_GOAL OF THE EXERCISE:_ Find the lines in these entries that include the word "capelli" and state how many there are, with no other words.

_TASK INPUT:_
——
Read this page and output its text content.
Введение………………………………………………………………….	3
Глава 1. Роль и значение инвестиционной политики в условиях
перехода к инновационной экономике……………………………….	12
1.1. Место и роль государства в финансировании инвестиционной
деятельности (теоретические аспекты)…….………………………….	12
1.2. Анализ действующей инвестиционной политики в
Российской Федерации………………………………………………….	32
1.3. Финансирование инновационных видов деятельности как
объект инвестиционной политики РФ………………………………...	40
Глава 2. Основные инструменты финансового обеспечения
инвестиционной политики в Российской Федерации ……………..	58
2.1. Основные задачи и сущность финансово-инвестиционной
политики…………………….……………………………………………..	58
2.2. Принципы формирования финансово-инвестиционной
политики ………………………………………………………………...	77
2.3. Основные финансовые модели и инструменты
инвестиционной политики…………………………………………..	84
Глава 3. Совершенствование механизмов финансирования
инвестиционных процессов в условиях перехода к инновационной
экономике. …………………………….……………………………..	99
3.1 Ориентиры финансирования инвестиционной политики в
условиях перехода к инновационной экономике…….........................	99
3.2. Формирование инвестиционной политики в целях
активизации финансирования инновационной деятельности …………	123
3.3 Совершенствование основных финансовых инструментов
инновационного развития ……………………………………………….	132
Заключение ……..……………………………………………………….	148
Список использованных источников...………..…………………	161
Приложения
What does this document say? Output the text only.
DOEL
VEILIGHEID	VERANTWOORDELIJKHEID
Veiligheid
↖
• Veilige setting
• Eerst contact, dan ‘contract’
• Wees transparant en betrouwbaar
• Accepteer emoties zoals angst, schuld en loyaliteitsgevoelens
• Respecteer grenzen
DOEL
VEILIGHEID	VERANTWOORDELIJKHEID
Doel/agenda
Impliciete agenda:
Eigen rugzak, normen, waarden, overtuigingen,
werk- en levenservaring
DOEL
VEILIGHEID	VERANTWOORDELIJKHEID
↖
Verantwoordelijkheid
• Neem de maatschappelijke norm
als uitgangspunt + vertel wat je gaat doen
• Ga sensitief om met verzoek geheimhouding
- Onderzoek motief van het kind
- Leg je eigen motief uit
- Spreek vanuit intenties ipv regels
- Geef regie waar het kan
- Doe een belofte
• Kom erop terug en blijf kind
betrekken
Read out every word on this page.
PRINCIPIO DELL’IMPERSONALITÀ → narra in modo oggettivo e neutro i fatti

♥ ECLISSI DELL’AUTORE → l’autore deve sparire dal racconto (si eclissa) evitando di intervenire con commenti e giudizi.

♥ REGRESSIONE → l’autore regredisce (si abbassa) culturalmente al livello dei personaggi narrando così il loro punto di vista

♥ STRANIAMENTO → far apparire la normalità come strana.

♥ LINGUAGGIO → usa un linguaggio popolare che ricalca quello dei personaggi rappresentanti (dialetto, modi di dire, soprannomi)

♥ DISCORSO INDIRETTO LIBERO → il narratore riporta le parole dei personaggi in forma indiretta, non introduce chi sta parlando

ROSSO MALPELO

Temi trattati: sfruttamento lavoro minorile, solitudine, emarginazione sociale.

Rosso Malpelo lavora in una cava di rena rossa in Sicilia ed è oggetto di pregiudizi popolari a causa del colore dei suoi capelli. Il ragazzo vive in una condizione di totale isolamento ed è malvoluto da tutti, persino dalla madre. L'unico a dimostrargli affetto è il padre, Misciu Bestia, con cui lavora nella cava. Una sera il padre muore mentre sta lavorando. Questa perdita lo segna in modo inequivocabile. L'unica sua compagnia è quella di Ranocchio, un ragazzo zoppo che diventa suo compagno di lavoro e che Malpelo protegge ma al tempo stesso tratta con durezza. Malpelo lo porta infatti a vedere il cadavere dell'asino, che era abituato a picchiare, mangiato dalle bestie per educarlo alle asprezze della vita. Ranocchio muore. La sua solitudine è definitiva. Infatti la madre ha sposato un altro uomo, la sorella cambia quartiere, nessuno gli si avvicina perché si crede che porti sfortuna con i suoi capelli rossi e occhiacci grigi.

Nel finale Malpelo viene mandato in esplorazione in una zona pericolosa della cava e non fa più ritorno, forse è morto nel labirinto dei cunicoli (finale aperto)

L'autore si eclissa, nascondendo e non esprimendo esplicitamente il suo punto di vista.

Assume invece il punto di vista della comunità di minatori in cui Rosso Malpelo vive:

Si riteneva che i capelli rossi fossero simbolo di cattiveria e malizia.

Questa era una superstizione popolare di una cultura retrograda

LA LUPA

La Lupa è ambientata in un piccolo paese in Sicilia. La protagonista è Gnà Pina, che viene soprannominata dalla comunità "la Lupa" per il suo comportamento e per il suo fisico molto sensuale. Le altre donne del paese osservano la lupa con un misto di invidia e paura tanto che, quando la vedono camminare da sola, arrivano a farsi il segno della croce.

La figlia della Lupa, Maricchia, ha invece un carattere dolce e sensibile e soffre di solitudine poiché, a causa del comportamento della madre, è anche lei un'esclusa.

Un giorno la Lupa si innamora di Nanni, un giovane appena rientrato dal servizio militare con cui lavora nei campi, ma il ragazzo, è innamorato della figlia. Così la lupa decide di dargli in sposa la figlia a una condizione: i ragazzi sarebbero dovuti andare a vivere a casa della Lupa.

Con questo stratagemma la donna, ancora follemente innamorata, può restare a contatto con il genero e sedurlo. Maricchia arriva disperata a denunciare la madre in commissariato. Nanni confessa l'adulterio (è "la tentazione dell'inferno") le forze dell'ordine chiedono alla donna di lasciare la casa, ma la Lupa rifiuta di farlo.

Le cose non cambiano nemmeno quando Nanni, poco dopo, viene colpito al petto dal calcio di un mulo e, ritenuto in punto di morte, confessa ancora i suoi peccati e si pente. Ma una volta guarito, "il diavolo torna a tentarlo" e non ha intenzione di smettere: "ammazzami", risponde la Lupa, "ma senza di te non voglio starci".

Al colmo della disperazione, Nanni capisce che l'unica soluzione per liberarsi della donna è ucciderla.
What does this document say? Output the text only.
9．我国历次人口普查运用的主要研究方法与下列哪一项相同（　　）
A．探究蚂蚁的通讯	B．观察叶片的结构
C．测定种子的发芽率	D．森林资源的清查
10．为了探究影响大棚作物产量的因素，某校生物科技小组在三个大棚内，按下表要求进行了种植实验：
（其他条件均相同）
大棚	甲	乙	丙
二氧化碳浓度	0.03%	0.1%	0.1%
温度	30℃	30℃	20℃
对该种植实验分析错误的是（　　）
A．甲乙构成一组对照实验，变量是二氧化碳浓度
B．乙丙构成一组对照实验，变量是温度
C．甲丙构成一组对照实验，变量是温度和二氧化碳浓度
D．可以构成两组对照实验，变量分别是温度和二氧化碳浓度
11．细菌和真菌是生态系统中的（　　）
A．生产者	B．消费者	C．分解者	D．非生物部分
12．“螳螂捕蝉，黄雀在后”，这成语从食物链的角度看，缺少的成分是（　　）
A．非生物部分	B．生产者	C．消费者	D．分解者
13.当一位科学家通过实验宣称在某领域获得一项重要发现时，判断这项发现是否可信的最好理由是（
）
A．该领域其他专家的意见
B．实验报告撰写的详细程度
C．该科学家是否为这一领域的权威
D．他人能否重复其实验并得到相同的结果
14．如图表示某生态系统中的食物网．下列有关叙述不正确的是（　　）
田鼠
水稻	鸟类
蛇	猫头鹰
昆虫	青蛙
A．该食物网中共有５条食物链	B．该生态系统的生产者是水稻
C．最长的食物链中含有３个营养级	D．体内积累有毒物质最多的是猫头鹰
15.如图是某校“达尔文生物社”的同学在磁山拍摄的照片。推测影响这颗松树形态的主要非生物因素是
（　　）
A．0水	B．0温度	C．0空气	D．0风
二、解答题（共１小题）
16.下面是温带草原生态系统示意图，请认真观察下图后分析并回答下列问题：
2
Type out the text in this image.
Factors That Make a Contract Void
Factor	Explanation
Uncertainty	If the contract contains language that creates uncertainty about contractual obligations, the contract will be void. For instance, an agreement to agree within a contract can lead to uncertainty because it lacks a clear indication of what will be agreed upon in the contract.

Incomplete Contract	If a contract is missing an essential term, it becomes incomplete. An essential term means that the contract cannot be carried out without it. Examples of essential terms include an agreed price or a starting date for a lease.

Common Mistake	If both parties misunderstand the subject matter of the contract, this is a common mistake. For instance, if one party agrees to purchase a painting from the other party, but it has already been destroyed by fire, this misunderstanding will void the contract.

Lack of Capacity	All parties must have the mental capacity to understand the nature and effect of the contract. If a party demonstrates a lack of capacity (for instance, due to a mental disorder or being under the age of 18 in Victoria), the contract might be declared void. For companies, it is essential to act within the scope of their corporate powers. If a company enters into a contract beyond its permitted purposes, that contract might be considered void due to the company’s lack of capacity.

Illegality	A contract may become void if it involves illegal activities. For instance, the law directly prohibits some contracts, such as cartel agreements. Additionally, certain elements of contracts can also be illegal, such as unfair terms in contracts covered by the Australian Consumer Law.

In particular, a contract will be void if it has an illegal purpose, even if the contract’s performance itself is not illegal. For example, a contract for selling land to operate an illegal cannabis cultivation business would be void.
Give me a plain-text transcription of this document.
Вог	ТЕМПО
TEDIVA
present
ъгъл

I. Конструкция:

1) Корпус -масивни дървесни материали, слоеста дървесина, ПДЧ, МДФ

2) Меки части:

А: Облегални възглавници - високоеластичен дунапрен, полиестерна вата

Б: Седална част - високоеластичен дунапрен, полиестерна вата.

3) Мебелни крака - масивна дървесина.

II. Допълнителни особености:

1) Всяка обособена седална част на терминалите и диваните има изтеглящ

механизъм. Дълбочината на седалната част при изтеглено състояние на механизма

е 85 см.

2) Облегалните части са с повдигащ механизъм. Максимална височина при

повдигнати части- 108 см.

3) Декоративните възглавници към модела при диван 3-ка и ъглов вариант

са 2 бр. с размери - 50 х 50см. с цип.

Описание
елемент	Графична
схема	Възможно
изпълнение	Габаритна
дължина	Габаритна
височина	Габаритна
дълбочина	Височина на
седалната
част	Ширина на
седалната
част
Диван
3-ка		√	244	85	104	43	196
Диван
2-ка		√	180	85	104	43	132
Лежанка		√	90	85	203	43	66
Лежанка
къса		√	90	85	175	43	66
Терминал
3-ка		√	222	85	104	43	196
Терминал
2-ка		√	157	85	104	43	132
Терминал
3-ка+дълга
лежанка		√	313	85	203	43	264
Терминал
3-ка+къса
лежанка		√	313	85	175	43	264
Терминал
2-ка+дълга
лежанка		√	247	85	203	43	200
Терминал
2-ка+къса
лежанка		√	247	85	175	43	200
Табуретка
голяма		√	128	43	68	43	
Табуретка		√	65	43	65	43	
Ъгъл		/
——
_SOLUTION:_ 2